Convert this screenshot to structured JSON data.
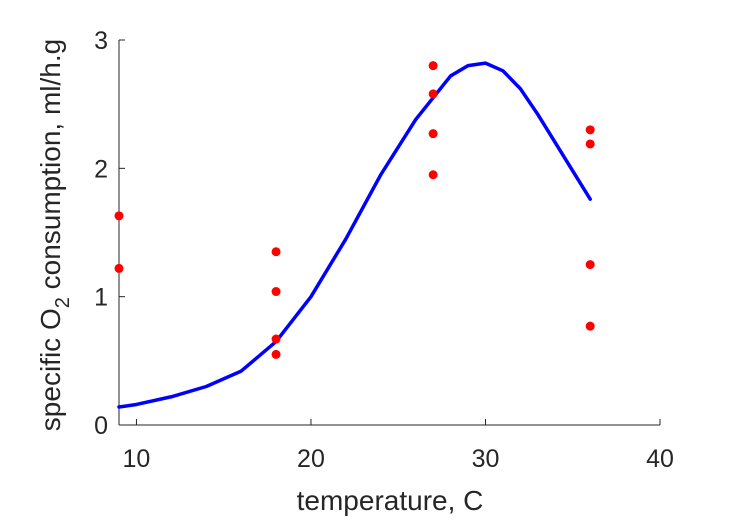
{
  "chart_data": {
    "type": "scatter",
    "xlabel": "temperature, C",
    "ylabel": {
      "prefix": "specific O",
      "subscript": "2",
      "suffix": " consumption, ml/h.g"
    },
    "xlim": [
      9,
      40
    ],
    "ylim": [
      0,
      3
    ],
    "xticks": [
      10,
      20,
      30,
      40
    ],
    "yticks": [
      0,
      1,
      2,
      3
    ],
    "grid": false,
    "colors": {
      "points": "#ff0000",
      "curve": "#0000ff",
      "axis": "#262626"
    },
    "series": [
      {
        "kind": "scatter",
        "points": [
          [
            9,
            1.63
          ],
          [
            9,
            1.22
          ],
          [
            18,
            1.35
          ],
          [
            18,
            1.04
          ],
          [
            18,
            0.67
          ],
          [
            18,
            0.55
          ],
          [
            27,
            2.8
          ],
          [
            27,
            2.58
          ],
          [
            27,
            2.27
          ],
          [
            27,
            1.95
          ],
          [
            36,
            2.3
          ],
          [
            36,
            2.19
          ],
          [
            36,
            1.25
          ],
          [
            36,
            0.77
          ]
        ]
      },
      {
        "kind": "line",
        "points": [
          [
            9,
            0.14
          ],
          [
            10,
            0.16
          ],
          [
            12,
            0.22
          ],
          [
            14,
            0.3
          ],
          [
            16,
            0.42
          ],
          [
            18,
            0.65
          ],
          [
            20,
            1.0
          ],
          [
            22,
            1.45
          ],
          [
            24,
            1.95
          ],
          [
            26,
            2.38
          ],
          [
            28,
            2.72
          ],
          [
            29,
            2.8
          ],
          [
            30,
            2.82
          ],
          [
            31,
            2.76
          ],
          [
            32,
            2.62
          ],
          [
            33,
            2.42
          ],
          [
            34,
            2.2
          ],
          [
            35,
            1.98
          ],
          [
            36,
            1.76
          ]
        ]
      }
    ]
  }
}
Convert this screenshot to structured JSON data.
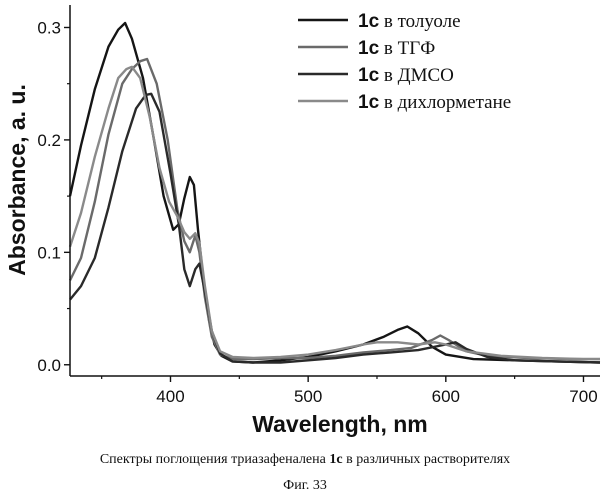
{
  "chart_data": {
    "type": "line",
    "xlabel": "Wavelength, nm",
    "ylabel": "Absorbance, a. u.",
    "xlim": [
      327,
      712
    ],
    "ylim": [
      -0.01,
      0.32
    ],
    "x_ticks": [
      400,
      500,
      600,
      700
    ],
    "y_ticks": [
      0.0,
      0.1,
      0.2,
      0.3
    ],
    "y_tick_labels": [
      "0.0",
      "0.1",
      "0.2",
      "0.3"
    ],
    "grid": false,
    "legend": "top-right",
    "series": [
      {
        "name": "1c в толуоле",
        "color": "#151515",
        "points": [
          [
            327,
            0.15
          ],
          [
            335,
            0.195
          ],
          [
            345,
            0.245
          ],
          [
            355,
            0.283
          ],
          [
            362,
            0.298
          ],
          [
            367,
            0.304
          ],
          [
            372,
            0.29
          ],
          [
            380,
            0.255
          ],
          [
            388,
            0.2
          ],
          [
            395,
            0.15
          ],
          [
            402,
            0.12
          ],
          [
            406,
            0.125
          ],
          [
            410,
            0.148
          ],
          [
            414,
            0.167
          ],
          [
            417,
            0.16
          ],
          [
            420,
            0.12
          ],
          [
            424,
            0.075
          ],
          [
            428,
            0.04
          ],
          [
            432,
            0.018
          ],
          [
            437,
            0.008
          ],
          [
            445,
            0.003
          ],
          [
            460,
            0.002
          ],
          [
            480,
            0.004
          ],
          [
            500,
            0.007
          ],
          [
            520,
            0.012
          ],
          [
            540,
            0.018
          ],
          [
            555,
            0.025
          ],
          [
            565,
            0.031
          ],
          [
            572,
            0.034
          ],
          [
            580,
            0.028
          ],
          [
            590,
            0.016
          ],
          [
            600,
            0.009
          ],
          [
            620,
            0.005
          ],
          [
            650,
            0.004
          ],
          [
            680,
            0.003
          ],
          [
            712,
            0.002
          ]
        ]
      },
      {
        "name": "1c в ТГФ",
        "color": "#6a6a6a",
        "points": [
          [
            327,
            0.075
          ],
          [
            335,
            0.095
          ],
          [
            345,
            0.145
          ],
          [
            355,
            0.205
          ],
          [
            365,
            0.25
          ],
          [
            372,
            0.263
          ],
          [
            378,
            0.27
          ],
          [
            383,
            0.272
          ],
          [
            390,
            0.25
          ],
          [
            398,
            0.2
          ],
          [
            405,
            0.138
          ],
          [
            410,
            0.11
          ],
          [
            414,
            0.1
          ],
          [
            418,
            0.115
          ],
          [
            421,
            0.1
          ],
          [
            425,
            0.06
          ],
          [
            430,
            0.025
          ],
          [
            436,
            0.009
          ],
          [
            445,
            0.005
          ],
          [
            460,
            0.005
          ],
          [
            480,
            0.006
          ],
          [
            500,
            0.006
          ],
          [
            520,
            0.008
          ],
          [
            540,
            0.011
          ],
          [
            560,
            0.013
          ],
          [
            575,
            0.015
          ],
          [
            590,
            0.022
          ],
          [
            596,
            0.026
          ],
          [
            602,
            0.022
          ],
          [
            615,
            0.012
          ],
          [
            630,
            0.008
          ],
          [
            660,
            0.006
          ],
          [
            690,
            0.005
          ],
          [
            712,
            0.005
          ]
        ]
      },
      {
        "name": "1c в ДМСО",
        "color": "#2a2a2a",
        "points": [
          [
            327,
            0.058
          ],
          [
            335,
            0.07
          ],
          [
            345,
            0.095
          ],
          [
            355,
            0.14
          ],
          [
            365,
            0.19
          ],
          [
            375,
            0.228
          ],
          [
            382,
            0.24
          ],
          [
            386,
            0.241
          ],
          [
            392,
            0.225
          ],
          [
            400,
            0.17
          ],
          [
            406,
            0.125
          ],
          [
            410,
            0.085
          ],
          [
            414,
            0.07
          ],
          [
            418,
            0.085
          ],
          [
            421,
            0.09
          ],
          [
            425,
            0.065
          ],
          [
            430,
            0.03
          ],
          [
            436,
            0.01
          ],
          [
            445,
            0.003
          ],
          [
            460,
            0.002
          ],
          [
            480,
            0.002
          ],
          [
            500,
            0.004
          ],
          [
            520,
            0.006
          ],
          [
            540,
            0.009
          ],
          [
            560,
            0.011
          ],
          [
            580,
            0.013
          ],
          [
            600,
            0.018
          ],
          [
            607,
            0.02
          ],
          [
            615,
            0.014
          ],
          [
            630,
            0.007
          ],
          [
            650,
            0.004
          ],
          [
            680,
            0.003
          ],
          [
            712,
            0.002
          ]
        ]
      },
      {
        "name": "1c в дихлорметане",
        "color": "#8a8a8a",
        "points": [
          [
            327,
            0.105
          ],
          [
            335,
            0.135
          ],
          [
            345,
            0.185
          ],
          [
            355,
            0.228
          ],
          [
            362,
            0.255
          ],
          [
            368,
            0.263
          ],
          [
            372,
            0.265
          ],
          [
            378,
            0.255
          ],
          [
            385,
            0.22
          ],
          [
            392,
            0.175
          ],
          [
            399,
            0.145
          ],
          [
            405,
            0.132
          ],
          [
            410,
            0.118
          ],
          [
            414,
            0.112
          ],
          [
            418,
            0.117
          ],
          [
            421,
            0.108
          ],
          [
            425,
            0.07
          ],
          [
            430,
            0.03
          ],
          [
            436,
            0.012
          ],
          [
            445,
            0.007
          ],
          [
            460,
            0.006
          ],
          [
            480,
            0.007
          ],
          [
            500,
            0.009
          ],
          [
            520,
            0.013
          ],
          [
            540,
            0.018
          ],
          [
            550,
            0.02
          ],
          [
            565,
            0.02
          ],
          [
            580,
            0.018
          ],
          [
            592,
            0.02
          ],
          [
            600,
            0.018
          ],
          [
            615,
            0.012
          ],
          [
            640,
            0.008
          ],
          [
            670,
            0.006
          ],
          [
            700,
            0.005
          ],
          [
            712,
            0.005
          ]
        ]
      }
    ]
  },
  "legend": {
    "prefix": "1c",
    "items": [
      " в толуоле",
      " в ТГФ",
      " в ДМСО",
      " в дихлорметане"
    ]
  },
  "caption": {
    "line1_pre": "Спектры поглощения триазафеналена ",
    "line1_bold": "1c",
    "line1_post": " в различных растворителях",
    "line2": "Фиг. 33"
  }
}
= = =
# EXERCISE DIRECTIONS
Write out every line from the entries where "дихлорметане" appears.

# SOLUTION TO THE PROBLEM
        "name": "1c в дихлорметане",
      " в дихлорметане"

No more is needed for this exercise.